◆ Provided data:
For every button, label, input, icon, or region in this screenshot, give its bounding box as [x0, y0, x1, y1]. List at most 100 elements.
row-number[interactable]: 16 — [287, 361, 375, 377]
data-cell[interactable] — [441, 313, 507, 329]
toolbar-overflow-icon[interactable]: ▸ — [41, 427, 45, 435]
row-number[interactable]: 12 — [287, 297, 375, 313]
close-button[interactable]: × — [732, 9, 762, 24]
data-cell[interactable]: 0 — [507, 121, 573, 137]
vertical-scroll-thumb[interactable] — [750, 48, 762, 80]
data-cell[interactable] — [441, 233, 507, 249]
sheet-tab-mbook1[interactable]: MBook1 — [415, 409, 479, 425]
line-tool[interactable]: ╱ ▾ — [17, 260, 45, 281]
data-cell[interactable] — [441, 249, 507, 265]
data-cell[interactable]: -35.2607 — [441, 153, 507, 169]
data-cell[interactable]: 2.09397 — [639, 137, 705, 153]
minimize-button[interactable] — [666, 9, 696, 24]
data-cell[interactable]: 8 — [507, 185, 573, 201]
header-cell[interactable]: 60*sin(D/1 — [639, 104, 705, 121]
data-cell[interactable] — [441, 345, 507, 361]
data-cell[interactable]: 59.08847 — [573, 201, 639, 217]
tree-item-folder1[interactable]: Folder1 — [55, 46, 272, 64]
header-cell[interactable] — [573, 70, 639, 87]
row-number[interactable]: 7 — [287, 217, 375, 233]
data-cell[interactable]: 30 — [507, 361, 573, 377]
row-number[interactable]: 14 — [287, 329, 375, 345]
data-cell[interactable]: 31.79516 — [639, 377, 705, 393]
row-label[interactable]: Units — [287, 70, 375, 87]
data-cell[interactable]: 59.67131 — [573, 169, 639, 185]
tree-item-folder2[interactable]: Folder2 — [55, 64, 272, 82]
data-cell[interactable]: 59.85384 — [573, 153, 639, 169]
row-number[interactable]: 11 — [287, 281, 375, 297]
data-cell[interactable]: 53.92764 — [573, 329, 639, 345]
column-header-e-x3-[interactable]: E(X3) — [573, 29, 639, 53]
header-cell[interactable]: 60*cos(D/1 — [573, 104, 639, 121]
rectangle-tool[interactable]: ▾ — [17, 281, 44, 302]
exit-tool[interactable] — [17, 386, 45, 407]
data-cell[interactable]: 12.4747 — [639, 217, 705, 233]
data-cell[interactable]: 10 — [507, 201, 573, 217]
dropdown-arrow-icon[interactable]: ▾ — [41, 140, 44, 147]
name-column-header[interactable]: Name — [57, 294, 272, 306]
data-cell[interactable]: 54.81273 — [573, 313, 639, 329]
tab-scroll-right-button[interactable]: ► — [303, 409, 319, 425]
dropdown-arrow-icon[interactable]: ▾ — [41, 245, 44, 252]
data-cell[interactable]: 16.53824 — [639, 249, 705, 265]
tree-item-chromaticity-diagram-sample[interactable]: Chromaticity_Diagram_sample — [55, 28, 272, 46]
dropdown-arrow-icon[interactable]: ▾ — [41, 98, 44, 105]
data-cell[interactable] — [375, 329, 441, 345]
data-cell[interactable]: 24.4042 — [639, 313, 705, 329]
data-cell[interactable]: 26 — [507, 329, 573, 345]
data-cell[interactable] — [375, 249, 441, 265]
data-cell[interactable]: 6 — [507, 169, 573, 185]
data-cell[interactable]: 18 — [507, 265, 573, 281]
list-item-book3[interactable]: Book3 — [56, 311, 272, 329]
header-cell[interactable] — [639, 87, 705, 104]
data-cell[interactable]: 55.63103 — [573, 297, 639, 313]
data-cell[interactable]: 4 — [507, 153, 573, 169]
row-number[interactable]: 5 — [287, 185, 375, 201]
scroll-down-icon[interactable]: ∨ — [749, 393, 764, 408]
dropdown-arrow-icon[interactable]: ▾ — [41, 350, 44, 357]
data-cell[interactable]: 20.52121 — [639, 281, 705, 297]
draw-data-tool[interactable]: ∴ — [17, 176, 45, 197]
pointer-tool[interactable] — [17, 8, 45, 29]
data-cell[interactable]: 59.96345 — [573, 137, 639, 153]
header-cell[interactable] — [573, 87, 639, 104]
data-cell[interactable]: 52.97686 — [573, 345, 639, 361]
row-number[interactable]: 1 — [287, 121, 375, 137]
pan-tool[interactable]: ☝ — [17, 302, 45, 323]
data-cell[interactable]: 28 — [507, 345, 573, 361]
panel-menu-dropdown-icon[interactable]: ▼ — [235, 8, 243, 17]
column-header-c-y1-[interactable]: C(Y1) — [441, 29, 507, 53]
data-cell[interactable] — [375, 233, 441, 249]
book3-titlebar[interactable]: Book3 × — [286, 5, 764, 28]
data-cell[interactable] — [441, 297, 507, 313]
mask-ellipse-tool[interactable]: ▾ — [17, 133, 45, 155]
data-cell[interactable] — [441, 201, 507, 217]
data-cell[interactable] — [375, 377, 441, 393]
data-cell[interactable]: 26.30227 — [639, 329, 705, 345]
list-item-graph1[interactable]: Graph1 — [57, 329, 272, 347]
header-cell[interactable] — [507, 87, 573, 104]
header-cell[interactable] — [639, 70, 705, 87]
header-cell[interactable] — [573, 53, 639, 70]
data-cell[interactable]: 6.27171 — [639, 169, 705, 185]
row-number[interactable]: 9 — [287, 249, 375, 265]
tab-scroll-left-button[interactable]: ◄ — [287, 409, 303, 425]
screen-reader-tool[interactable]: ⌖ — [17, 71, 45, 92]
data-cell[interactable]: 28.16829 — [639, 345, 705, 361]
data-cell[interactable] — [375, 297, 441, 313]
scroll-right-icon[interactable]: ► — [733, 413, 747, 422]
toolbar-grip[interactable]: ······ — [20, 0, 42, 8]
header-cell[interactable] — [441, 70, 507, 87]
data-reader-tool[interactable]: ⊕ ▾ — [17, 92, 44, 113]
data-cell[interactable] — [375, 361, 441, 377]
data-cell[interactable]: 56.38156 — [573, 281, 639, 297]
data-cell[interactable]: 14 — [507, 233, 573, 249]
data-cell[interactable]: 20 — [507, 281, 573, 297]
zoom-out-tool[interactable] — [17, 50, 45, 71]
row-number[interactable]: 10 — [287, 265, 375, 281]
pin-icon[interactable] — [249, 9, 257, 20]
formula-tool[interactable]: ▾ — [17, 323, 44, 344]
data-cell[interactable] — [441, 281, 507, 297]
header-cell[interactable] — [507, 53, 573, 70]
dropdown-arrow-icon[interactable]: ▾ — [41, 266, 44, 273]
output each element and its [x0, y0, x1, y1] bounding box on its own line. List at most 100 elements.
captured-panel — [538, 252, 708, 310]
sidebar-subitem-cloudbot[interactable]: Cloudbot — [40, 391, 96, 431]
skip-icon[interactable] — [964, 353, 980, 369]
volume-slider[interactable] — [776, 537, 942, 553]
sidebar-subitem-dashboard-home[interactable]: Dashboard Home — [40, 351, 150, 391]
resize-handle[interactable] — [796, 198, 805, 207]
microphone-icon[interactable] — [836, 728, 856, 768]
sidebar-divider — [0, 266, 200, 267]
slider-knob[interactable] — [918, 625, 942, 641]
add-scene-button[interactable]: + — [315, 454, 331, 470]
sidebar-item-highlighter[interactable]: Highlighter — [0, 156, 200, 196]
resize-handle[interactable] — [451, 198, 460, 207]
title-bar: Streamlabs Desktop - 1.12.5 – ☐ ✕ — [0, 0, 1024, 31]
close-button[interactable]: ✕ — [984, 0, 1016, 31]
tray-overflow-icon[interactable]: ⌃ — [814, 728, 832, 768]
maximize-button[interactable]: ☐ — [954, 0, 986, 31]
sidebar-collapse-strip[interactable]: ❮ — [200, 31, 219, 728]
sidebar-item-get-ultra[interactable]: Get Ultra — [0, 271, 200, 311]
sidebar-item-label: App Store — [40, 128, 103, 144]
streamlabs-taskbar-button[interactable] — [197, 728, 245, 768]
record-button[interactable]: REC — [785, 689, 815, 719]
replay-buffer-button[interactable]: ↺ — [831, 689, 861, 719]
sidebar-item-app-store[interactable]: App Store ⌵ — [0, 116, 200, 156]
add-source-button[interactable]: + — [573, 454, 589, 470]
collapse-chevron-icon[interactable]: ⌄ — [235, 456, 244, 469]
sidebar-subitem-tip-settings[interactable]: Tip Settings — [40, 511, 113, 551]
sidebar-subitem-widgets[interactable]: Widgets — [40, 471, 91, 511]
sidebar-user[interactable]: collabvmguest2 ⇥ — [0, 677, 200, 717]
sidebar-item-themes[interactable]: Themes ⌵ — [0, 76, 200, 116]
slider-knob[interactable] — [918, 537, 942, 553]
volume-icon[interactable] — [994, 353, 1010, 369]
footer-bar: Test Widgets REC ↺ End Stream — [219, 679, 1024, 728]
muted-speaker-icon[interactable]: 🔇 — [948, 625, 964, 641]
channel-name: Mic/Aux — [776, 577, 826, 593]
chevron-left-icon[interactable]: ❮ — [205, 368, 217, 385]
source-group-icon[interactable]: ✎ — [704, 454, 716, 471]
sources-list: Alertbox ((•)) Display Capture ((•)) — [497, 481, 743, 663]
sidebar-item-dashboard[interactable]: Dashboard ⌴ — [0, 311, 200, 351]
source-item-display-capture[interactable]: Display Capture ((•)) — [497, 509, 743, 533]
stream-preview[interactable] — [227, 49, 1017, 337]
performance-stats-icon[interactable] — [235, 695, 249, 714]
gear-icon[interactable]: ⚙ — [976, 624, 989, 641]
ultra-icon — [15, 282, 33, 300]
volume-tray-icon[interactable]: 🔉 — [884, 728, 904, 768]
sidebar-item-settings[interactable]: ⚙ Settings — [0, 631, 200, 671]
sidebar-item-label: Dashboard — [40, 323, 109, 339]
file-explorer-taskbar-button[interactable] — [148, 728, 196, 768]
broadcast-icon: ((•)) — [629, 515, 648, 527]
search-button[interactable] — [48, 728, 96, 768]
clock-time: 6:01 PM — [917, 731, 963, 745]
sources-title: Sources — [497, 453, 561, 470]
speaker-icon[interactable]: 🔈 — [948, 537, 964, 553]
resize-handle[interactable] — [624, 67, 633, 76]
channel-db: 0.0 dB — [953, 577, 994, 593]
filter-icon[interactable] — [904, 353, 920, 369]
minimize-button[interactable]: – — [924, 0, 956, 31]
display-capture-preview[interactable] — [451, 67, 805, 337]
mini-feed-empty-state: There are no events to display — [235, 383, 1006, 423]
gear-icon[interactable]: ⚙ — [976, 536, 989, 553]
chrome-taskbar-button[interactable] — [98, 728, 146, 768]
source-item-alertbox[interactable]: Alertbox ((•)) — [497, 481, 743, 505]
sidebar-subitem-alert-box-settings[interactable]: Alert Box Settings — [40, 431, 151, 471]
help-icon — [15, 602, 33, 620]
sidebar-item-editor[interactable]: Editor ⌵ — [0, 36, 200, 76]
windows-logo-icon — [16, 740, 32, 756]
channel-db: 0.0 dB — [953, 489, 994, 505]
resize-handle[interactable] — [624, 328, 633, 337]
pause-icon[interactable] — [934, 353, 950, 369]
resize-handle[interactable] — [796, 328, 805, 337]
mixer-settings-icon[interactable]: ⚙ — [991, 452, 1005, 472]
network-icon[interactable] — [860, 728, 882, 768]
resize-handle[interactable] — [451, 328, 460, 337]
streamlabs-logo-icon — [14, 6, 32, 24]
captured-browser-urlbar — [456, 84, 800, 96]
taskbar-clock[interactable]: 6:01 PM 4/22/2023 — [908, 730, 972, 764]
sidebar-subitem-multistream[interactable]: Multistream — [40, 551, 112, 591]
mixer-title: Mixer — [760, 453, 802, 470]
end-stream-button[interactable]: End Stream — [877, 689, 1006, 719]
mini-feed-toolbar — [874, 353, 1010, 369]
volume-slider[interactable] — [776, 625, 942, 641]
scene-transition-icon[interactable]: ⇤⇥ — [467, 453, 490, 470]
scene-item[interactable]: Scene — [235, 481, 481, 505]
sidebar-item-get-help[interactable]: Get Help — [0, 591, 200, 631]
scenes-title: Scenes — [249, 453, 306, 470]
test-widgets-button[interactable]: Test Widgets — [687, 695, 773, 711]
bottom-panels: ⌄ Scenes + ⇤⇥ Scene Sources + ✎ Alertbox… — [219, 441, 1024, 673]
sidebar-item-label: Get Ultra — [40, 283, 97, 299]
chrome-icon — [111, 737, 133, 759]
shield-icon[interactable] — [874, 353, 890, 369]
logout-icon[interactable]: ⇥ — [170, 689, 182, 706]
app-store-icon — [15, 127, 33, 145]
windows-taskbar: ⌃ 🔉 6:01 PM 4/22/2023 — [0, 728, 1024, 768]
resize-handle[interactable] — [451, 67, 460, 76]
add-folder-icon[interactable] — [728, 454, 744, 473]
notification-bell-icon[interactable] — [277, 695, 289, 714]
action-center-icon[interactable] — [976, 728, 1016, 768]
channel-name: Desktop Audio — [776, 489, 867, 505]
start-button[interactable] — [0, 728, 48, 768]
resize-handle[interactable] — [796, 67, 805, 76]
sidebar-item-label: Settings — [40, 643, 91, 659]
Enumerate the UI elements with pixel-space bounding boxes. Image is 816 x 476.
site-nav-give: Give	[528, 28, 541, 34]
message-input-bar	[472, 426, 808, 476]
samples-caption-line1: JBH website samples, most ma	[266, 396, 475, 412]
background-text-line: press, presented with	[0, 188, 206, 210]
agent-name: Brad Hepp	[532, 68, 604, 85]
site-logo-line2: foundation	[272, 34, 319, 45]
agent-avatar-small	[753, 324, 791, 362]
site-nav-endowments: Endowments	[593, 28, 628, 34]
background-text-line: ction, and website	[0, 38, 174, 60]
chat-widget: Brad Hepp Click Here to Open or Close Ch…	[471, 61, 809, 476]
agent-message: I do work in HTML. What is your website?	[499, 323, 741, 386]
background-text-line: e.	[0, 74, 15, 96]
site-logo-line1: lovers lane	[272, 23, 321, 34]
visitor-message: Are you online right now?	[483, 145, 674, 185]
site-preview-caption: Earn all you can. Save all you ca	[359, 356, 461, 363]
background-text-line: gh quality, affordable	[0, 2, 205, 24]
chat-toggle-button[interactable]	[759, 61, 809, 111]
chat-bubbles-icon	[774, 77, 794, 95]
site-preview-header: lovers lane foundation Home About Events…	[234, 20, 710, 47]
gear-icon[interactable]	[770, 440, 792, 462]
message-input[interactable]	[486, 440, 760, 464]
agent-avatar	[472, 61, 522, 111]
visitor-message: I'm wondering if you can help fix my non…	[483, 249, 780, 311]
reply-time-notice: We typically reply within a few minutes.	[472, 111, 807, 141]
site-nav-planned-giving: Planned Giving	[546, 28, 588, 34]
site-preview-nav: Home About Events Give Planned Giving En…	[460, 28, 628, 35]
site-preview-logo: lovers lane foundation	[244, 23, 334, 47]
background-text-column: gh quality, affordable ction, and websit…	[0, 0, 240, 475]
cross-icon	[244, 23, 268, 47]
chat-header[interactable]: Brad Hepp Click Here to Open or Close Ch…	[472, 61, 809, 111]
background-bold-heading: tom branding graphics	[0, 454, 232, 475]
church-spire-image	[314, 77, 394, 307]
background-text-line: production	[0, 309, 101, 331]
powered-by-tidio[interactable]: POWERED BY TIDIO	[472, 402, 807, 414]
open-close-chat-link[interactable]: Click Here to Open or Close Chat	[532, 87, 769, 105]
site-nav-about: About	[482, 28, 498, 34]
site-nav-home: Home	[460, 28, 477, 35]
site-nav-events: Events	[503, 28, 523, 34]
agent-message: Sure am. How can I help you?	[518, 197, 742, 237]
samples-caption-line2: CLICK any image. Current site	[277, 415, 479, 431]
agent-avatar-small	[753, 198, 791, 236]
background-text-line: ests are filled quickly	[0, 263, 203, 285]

◆ What the task requires: Format the lines from the start of the entries through the line containing "data-cell[interactable] — [441, 345, 507, 361]", both included, as a Markdown table with the columns No. and Entry Line. Number each line in order and leave out any blank lines.

◆ Expected answer:
| No. | Entry Line |
|---|---|
| 1 | For every button, label, input, icon, or region in this screenshot, give its bounding box as [x0, y0, x1, y1]. List at most 100 elements. |
| 2 | row-number[interactable]: 16 — [287, 361, 375, 377] |
| 3 | data-cell[interactable] — [441, 313, 507, 329] |
| 4 | toolbar-overflow-icon[interactable]: ▸ — [41, 427, 45, 435] |
| 5 | row-number[interactable]: 12 — [287, 297, 375, 313] |
| 6 | close-button[interactable]: × — [732, 9, 762, 24] |
| 7 | data-cell[interactable]: 0 — [507, 121, 573, 137] |
| 8 | vertical-scroll-thumb[interactable] — [750, 48, 762, 80] |
| 9 | data-cell[interactable] — [441, 233, 507, 249] |
| 10 | sheet-tab-mbook1[interactable]: MBook1 — [415, 409, 479, 425] |
| 11 | line-tool[interactable]: ╱ ▾ — [17, 260, 45, 281] |
| 12 | data-cell[interactable] — [441, 249, 507, 265] |
| 13 | data-cell[interactable]: -35.2607 — [441, 153, 507, 169] |
| 14 | data-cell[interactable]: 2.09397 — [639, 137, 705, 153] |
| 15 | minimize-button[interactable] — [666, 9, 696, 24] |
| 16 | data-cell[interactable]: 8 — [507, 185, 573, 201] |
| 17 | header-cell[interactable]: 60*sin(D/1 — [639, 104, 705, 121] |
| 18 | data-cell[interactable] — [441, 345, 507, 361] |